» **Problem to work on**: Only the pictures are left out: repeat the rest of the entries exactly.

[Extracted data entries]
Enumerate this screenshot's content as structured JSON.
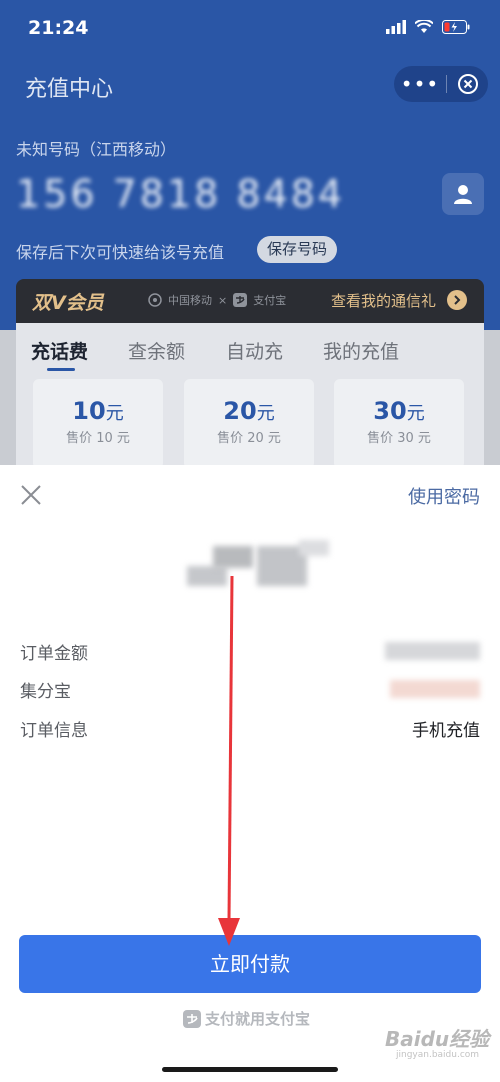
{
  "status_bar": {
    "time": "21:24"
  },
  "header": {
    "title": "充值中心",
    "more_label": "•••"
  },
  "account": {
    "carrier": "未知号码（江西移动）",
    "phone": "156 7818 8484",
    "save_tip": "保存后下次可快速给该号充值",
    "save_button": "保存号码"
  },
  "vip": {
    "title": "双V会员",
    "logo_left": "中国移动",
    "logo_right": "支付宝",
    "link": "查看我的通信礼"
  },
  "tabs": [
    {
      "label": "充话费",
      "active": true
    },
    {
      "label": "查余额",
      "active": false
    },
    {
      "label": "自动充",
      "active": false
    },
    {
      "label": "我的充值",
      "active": false
    }
  ],
  "amounts": [
    {
      "value": "10",
      "unit": "元",
      "price": "售价 10 元"
    },
    {
      "value": "20",
      "unit": "元",
      "price": "售价 20 元"
    },
    {
      "value": "30",
      "unit": "元",
      "price": "售价 30 元"
    }
  ],
  "payment_sheet": {
    "use_password": "使用密码",
    "rows": [
      {
        "label": "订单金额",
        "value": ""
      },
      {
        "label": "集分宝",
        "value": ""
      },
      {
        "label": "订单信息",
        "value": "手机充值"
      }
    ],
    "pay_button": "立即付款",
    "footer_brand": "支付就用支付宝"
  },
  "watermark": {
    "text": "Baidu经验",
    "sub": "jingyan.baidu.com"
  },
  "colors": {
    "header_blue": "#2a56a6",
    "pay_button": "#3975e8",
    "vip_gold": "#e3c08b",
    "annotation_arrow": "#e8353a"
  }
}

» **Solution to the problem**:
Enumerate this screenshot's content as structured JSON.
{
  "status_bar": {
    "time": "21:24"
  },
  "header": {
    "title": "充值中心",
    "more_label": "•••"
  },
  "account": {
    "carrier": "未知号码（江西移动）",
    "phone": "156 7818 8484",
    "save_tip": "保存后下次可快速给该号充值",
    "save_button": "保存号码"
  },
  "vip": {
    "title": "双V会员",
    "logo_left": "中国移动",
    "logo_right": "支付宝",
    "link": "查看我的通信礼"
  },
  "tabs": [
    {
      "label": "充话费",
      "active": true
    },
    {
      "label": "查余额",
      "active": false
    },
    {
      "label": "自动充",
      "active": false
    },
    {
      "label": "我的充值",
      "active": false
    }
  ],
  "amounts": [
    {
      "value": "10",
      "unit": "元",
      "price": "售价 10 元"
    },
    {
      "value": "20",
      "unit": "元",
      "price": "售价 20 元"
    },
    {
      "value": "30",
      "unit": "元",
      "price": "售价 30 元"
    }
  ],
  "payment_sheet": {
    "use_password": "使用密码",
    "rows": [
      {
        "label": "订单金额",
        "value": ""
      },
      {
        "label": "集分宝",
        "value": ""
      },
      {
        "label": "订单信息",
        "value": "手机充值"
      }
    ],
    "pay_button": "立即付款",
    "footer_brand": "支付就用支付宝"
  },
  "watermark": {
    "text": "Baidu经验",
    "sub": "jingyan.baidu.com"
  },
  "colors": {
    "header_blue": "#2a56a6",
    "pay_button": "#3975e8",
    "vip_gold": "#e3c08b",
    "annotation_arrow": "#e8353a"
  }
}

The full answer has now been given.